[Dataset entries]
Start
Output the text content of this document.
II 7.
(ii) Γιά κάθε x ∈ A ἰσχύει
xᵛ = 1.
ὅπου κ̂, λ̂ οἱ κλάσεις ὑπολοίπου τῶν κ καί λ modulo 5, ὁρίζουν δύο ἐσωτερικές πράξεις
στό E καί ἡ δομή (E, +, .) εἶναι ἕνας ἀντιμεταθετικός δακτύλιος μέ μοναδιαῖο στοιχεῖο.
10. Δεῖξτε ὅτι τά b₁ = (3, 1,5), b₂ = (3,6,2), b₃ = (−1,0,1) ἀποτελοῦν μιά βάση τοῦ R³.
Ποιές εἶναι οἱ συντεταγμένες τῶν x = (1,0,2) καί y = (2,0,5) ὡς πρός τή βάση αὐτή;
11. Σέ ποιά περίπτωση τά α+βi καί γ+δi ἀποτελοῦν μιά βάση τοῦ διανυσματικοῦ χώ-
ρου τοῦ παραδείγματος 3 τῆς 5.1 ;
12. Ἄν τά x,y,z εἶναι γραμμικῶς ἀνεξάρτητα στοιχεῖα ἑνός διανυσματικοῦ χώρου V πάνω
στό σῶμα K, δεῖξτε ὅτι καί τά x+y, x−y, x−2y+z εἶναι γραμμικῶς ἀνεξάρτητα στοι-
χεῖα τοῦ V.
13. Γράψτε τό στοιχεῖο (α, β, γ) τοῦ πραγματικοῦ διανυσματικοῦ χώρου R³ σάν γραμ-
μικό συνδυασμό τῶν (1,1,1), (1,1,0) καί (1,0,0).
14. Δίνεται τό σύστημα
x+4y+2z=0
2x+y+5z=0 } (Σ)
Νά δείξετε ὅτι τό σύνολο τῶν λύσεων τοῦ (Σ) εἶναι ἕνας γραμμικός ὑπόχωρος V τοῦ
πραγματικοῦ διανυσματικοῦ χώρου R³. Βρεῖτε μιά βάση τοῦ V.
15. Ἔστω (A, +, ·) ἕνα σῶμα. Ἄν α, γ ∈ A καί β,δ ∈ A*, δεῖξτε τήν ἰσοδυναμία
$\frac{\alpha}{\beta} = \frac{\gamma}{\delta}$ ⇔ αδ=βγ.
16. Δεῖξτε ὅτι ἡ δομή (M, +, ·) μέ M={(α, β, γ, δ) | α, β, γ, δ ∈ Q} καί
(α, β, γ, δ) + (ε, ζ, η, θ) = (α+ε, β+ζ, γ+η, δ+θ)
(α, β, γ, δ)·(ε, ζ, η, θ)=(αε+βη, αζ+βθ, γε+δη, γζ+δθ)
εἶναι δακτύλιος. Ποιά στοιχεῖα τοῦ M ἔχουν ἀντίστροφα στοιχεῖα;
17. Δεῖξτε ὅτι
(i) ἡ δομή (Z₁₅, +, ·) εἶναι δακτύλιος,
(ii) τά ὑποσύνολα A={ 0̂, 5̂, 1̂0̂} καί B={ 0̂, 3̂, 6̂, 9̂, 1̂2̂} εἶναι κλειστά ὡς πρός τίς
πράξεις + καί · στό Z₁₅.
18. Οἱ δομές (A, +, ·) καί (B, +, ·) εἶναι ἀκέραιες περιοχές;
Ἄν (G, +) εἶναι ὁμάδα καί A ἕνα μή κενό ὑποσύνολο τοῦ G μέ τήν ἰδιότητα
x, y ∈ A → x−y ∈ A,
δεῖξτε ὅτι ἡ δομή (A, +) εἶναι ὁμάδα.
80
End
▶ STATED TASK:
Select every line where the word "ἀνεξάρτητα" occurs.

▶ WRITTEN RESPONSE:
12. Ἄν τά x,y,z εἶναι γραμμικῶς ἀνεξάρτητα στοιχεῖα ἑνός διανυσματικοῦ χώρου V πάνω
στό σῶμα K, δεῖξτε ὅτι καί τά x+y, x−y, x−2y+z εἶναι γραμμικῶς ἀνεξάρτητα στοι-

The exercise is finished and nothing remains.